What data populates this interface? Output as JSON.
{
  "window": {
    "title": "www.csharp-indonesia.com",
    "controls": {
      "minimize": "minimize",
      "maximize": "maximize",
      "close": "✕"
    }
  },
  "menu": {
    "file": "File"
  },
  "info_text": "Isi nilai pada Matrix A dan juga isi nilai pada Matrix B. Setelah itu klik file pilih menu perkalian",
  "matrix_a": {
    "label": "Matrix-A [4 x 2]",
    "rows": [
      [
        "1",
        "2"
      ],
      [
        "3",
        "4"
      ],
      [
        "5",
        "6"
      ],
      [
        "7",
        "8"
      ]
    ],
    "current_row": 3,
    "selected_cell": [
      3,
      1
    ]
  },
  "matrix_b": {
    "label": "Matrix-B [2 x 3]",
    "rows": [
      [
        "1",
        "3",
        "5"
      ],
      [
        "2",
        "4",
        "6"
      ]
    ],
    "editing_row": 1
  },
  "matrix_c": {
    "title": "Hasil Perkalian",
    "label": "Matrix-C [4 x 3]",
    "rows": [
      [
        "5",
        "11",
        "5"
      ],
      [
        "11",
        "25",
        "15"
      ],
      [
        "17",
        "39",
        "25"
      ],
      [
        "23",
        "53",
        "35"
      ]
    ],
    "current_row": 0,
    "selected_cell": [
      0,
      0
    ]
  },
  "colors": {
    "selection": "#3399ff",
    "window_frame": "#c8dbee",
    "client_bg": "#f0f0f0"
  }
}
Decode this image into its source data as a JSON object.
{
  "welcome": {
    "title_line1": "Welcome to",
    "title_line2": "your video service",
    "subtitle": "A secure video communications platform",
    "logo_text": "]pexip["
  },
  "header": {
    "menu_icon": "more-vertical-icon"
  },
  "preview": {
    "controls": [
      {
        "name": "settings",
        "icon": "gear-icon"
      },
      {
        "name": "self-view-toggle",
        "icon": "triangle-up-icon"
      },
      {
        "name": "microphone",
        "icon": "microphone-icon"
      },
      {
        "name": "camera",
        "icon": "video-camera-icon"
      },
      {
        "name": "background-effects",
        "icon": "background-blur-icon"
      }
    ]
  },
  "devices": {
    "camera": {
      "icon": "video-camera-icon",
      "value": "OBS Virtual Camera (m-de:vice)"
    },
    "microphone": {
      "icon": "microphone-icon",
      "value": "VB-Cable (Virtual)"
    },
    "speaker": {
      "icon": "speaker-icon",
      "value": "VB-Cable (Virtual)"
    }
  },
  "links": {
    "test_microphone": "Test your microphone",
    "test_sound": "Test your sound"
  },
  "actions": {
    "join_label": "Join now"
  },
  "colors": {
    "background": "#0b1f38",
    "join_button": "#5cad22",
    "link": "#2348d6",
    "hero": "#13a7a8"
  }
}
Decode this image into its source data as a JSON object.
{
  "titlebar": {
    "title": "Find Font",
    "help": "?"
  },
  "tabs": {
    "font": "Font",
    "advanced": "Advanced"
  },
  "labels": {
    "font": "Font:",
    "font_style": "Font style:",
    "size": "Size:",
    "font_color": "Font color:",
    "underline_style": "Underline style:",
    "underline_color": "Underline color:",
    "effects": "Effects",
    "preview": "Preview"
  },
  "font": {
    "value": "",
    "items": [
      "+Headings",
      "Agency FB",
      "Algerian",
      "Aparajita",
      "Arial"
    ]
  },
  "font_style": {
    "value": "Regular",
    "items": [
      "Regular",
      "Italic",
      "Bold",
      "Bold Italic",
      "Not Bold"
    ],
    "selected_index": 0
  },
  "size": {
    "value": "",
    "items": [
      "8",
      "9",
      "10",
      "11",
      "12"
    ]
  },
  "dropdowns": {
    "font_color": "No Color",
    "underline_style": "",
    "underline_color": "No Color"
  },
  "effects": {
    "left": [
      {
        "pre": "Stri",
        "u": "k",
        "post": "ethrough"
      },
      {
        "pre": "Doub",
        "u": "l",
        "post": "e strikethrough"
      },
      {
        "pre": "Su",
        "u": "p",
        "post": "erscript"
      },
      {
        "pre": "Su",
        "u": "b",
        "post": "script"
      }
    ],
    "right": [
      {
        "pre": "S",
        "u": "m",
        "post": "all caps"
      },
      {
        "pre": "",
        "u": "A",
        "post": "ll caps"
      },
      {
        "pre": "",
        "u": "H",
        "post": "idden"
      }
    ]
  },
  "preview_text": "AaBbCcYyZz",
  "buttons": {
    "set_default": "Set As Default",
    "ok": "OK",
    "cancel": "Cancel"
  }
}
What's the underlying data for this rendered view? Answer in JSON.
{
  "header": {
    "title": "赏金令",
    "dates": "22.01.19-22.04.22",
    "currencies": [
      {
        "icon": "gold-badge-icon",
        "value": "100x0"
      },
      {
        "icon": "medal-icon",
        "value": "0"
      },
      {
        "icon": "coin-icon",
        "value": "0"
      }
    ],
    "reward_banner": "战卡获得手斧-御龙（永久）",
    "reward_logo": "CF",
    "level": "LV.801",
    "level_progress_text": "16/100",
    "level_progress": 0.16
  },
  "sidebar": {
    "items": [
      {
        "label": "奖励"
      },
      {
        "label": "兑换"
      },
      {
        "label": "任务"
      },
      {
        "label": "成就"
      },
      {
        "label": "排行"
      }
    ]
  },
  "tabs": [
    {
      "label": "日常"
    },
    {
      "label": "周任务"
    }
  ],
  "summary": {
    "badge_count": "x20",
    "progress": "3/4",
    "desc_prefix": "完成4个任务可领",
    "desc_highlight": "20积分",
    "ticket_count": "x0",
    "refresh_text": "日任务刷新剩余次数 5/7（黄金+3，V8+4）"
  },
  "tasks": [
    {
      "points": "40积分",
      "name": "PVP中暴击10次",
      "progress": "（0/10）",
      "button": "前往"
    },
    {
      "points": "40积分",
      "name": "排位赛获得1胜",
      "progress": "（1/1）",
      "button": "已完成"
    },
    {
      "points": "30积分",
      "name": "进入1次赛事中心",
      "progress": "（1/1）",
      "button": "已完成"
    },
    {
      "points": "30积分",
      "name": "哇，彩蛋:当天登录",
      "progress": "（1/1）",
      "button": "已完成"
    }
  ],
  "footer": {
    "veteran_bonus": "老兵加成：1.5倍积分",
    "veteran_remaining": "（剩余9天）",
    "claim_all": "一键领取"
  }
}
- - - -
WRITTEN PROBLEM:
Take the material above and return all of it exactly.

SOLUTION TO THE EXERCISE:
What data populates this interface? Output as JSON.
{
  "window": {
    "title": "www.csharp-indonesia.com",
    "controls": {
      "minimize": "minimize",
      "maximize": "maximize",
      "close": "✕"
    }
  },
  "menu": {
    "file": "File"
  },
  "info_text": "Isi nilai pada Matrix A dan juga isi nilai pada Matrix B. Setelah itu klik file pilih menu perkalian",
  "matrix_a": {
    "label": "Matrix-A [4 x 2]",
    "rows": [
      [
        "1",
        "2"
      ],
      [
        "3",
        "4"
      ],
      [
        "5",
        "6"
      ],
      [
        "7",
        "8"
      ]
    ],
    "current_row": 3,
    "selected_cell": [
      3,
      1
    ]
  },
  "matrix_b": {
    "label": "Matrix-B [2 x 3]",
    "rows": [
      [
        "1",
        "3",
        "5"
      ],
      [
        "2",
        "4",
        "6"
      ]
    ],
    "editing_row": 1
  },
  "matrix_c": {
    "title": "Hasil Perkalian",
    "label": "Matrix-C [4 x 3]",
    "rows": [
      [
        "5",
        "11",
        "5"
      ],
      [
        "11",
        "25",
        "15"
      ],
      [
        "17",
        "39",
        "25"
      ],
      [
        "23",
        "53",
        "35"
      ]
    ],
    "current_row": 0,
    "selected_cell": [
      0,
      0
    ]
  },
  "colors": {
    "selection": "#3399ff",
    "window_frame": "#c8dbee",
    "client_bg": "#f0f0f0"
  }
}
Decode this image into its source data as a JSON object.
{
  "welcome": {
    "title_line1": "Welcome to",
    "title_line2": "your video service",
    "subtitle": "A secure video communications platform",
    "logo_text": "]pexip["
  },
  "header": {
    "menu_icon": "more-vertical-icon"
  },
  "preview": {
    "controls": [
      {
        "name": "settings",
        "icon": "gear-icon"
      },
      {
        "name": "self-view-toggle",
        "icon": "triangle-up-icon"
      },
      {
        "name": "microphone",
        "icon": "microphone-icon"
      },
      {
        "name": "camera",
        "icon": "video-camera-icon"
      },
      {
        "name": "background-effects",
        "icon": "background-blur-icon"
      }
    ]
  },
  "devices": {
    "camera": {
      "icon": "video-camera-icon",
      "value": "OBS Virtual Camera (m-de:vice)"
    },
    "microphone": {
      "icon": "microphone-icon",
      "value": "VB-Cable (Virtual)"
    },
    "speaker": {
      "icon": "speaker-icon",
      "value": "VB-Cable (Virtual)"
    }
  },
  "links": {
    "test_microphone": "Test your microphone",
    "test_sound": "Test your sound"
  },
  "actions": {
    "join_label": "Join now"
  },
  "colors": {
    "background": "#0b1f38",
    "join_button": "#5cad22",
    "link": "#2348d6",
    "hero": "#13a7a8"
  }
}
Decode this image into its source data as a JSON object.
{
  "titlebar": {
    "title": "Find Font",
    "help": "?"
  },
  "tabs": {
    "font": "Font",
    "advanced": "Advanced"
  },
  "labels": {
    "font": "Font:",
    "font_style": "Font style:",
    "size": "Size:",
    "font_color": "Font color:",
    "underline_style": "Underline style:",
    "underline_color": "Underline color:",
    "effects": "Effects",
    "preview": "Preview"
  },
  "font": {
    "value": "",
    "items": [
      "+Headings",
      "Agency FB",
      "Algerian",
      "Aparajita",
      "Arial"
    ]
  },
  "font_style": {
    "value": "Regular",
    "items": [
      "Regular",
      "Italic",
      "Bold",
      "Bold Italic",
      "Not Bold"
    ],
    "selected_index": 0
  },
  "size": {
    "value": "",
    "items": [
      "8",
      "9",
      "10",
      "11",
      "12"
    ]
  },
  "dropdowns": {
    "font_color": "No Color",
    "underline_style": "",
    "underline_color": "No Color"
  },
  "effects": {
    "left": [
      {
        "pre": "Stri",
        "u": "k",
        "post": "ethrough"
      },
      {
        "pre": "Doub",
        "u": "l",
        "post": "e strikethrough"
      },
      {
        "pre": "Su",
        "u": "p",
        "post": "erscript"
      },
      {
        "pre": "Su",
        "u": "b",
        "post": "script"
      }
    ],
    "right": [
      {
        "pre": "S",
        "u": "m",
        "post": "all caps"
      },
      {
        "pre": "",
        "u": "A",
        "post": "ll caps"
      },
      {
        "pre": "",
        "u": "H",
        "post": "idden"
      }
    ]
  },
  "preview_text": "AaBbCcYyZz",
  "buttons": {
    "set_default": "Set As Default",
    "ok": "OK",
    "cancel": "Cancel"
  }
}
What's the underlying data for this rendered view? Answer in JSON.
{
  "header": {
    "title": "赏金令",
    "dates": "22.01.19-22.04.22",
    "currencies": [
      {
        "icon": "gold-badge-icon",
        "value": "100x0"
      },
      {
        "icon": "medal-icon",
        "value": "0"
      },
      {
        "icon": "coin-icon",
        "value": "0"
      }
    ],
    "reward_banner": "战卡获得手斧-御龙（永久）",
    "reward_logo": "CF",
    "level": "LV.801",
    "level_progress_text": "16/100",
    "level_progress": 0.16
  },
  "sidebar": {
    "items": [
      {
        "label": "奖励"
      },
      {
        "label": "兑换"
      },
      {
        "label": "任务"
      },
      {
        "label": "成就"
      },
      {
        "label": "排行"
      }
    ]
  },
  "tabs": [
    {
      "label": "日常"
    },
    {
      "label": "周任务"
    }
  ],
  "summary": {
    "badge_count": "x20",
    "progress": "3/4",
    "desc_prefix": "完成4个任务可领",
    "desc_highlight": "20积分",
    "ticket_count": "x0",
    "refresh_text": "日任务刷新剩余次数 5/7（黄金+3，V8+4）"
  },
  "tasks": [
    {
      "points": "40积分",
      "name": "PVP中暴击10次",
      "progress": "（0/10）",
      "button": "前往"
    },
    {
      "points": "40积分",
      "name": "排位赛获得1胜",
      "progress": "（1/1）",
      "button": "已完成"
    },
    {
      "points": "30积分",
      "name": "进入1次赛事中心",
      "progress": "（1/1）",
      "button": "已完成"
    },
    {
      "points": "30积分",
      "name": "哇，彩蛋:当天登录",
      "progress": "（1/1）",
      "button": "已完成"
    }
  ],
  "footer": {
    "veteran_bonus": "老兵加成：1.5倍积分",
    "veteran_remaining": "（剩余9天）",
    "claim_all": "一键领取"
  }
}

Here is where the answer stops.